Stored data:

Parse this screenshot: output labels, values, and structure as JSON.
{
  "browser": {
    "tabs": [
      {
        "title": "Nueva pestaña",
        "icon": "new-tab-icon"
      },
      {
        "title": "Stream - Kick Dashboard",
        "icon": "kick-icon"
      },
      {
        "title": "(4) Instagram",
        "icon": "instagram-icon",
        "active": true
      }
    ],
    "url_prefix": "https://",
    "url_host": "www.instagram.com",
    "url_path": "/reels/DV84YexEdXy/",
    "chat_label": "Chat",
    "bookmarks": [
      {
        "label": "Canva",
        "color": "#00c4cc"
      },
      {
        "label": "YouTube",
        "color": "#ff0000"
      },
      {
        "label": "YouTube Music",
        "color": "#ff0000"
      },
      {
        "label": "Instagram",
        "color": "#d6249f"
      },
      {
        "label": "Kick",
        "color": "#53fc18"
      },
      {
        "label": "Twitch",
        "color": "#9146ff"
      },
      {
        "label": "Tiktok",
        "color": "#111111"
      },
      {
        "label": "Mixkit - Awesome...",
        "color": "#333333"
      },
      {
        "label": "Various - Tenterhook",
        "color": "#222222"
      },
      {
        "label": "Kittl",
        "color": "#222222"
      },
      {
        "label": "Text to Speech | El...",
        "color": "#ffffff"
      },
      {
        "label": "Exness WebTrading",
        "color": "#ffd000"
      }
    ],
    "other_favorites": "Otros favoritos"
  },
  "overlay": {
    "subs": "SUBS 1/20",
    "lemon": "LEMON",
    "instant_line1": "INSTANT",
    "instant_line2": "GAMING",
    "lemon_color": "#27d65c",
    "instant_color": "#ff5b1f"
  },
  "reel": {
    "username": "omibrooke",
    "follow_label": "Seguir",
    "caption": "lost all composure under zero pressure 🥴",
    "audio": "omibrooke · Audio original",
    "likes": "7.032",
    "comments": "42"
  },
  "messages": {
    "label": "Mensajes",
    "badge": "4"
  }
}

- STATED TASK: Transcribe all of the entries without altering anything.

- THE RESPONSE:
Parse this screenshot: output labels, values, and structure as JSON.
{
  "browser": {
    "tabs": [
      {
        "title": "Nueva pestaña",
        "icon": "new-tab-icon"
      },
      {
        "title": "Stream - Kick Dashboard",
        "icon": "kick-icon"
      },
      {
        "title": "(4) Instagram",
        "icon": "instagram-icon",
        "active": true
      }
    ],
    "url_prefix": "https://",
    "url_host": "www.instagram.com",
    "url_path": "/reels/DV84YexEdXy/",
    "chat_label": "Chat",
    "bookmarks": [
      {
        "label": "Canva",
        "color": "#00c4cc"
      },
      {
        "label": "YouTube",
        "color": "#ff0000"
      },
      {
        "label": "YouTube Music",
        "color": "#ff0000"
      },
      {
        "label": "Instagram",
        "color": "#d6249f"
      },
      {
        "label": "Kick",
        "color": "#53fc18"
      },
      {
        "label": "Twitch",
        "color": "#9146ff"
      },
      {
        "label": "Tiktok",
        "color": "#111111"
      },
      {
        "label": "Mixkit - Awesome...",
        "color": "#333333"
      },
      {
        "label": "Various - Tenterhook",
        "color": "#222222"
      },
      {
        "label": "Kittl",
        "color": "#222222"
      },
      {
        "label": "Text to Speech | El...",
        "color": "#ffffff"
      },
      {
        "label": "Exness WebTrading",
        "color": "#ffd000"
      }
    ],
    "other_favorites": "Otros favoritos"
  },
  "overlay": {
    "subs": "SUBS 1/20",
    "lemon": "LEMON",
    "instant_line1": "INSTANT",
    "instant_line2": "GAMING",
    "lemon_color": "#27d65c",
    "instant_color": "#ff5b1f"
  },
  "reel": {
    "username": "omibrooke",
    "follow_label": "Seguir",
    "caption": "lost all composure under zero pressure 🥴",
    "audio": "omibrooke · Audio original",
    "likes": "7.032",
    "comments": "42"
  },
  "messages": {
    "label": "Mensajes",
    "badge": "4"
  }
}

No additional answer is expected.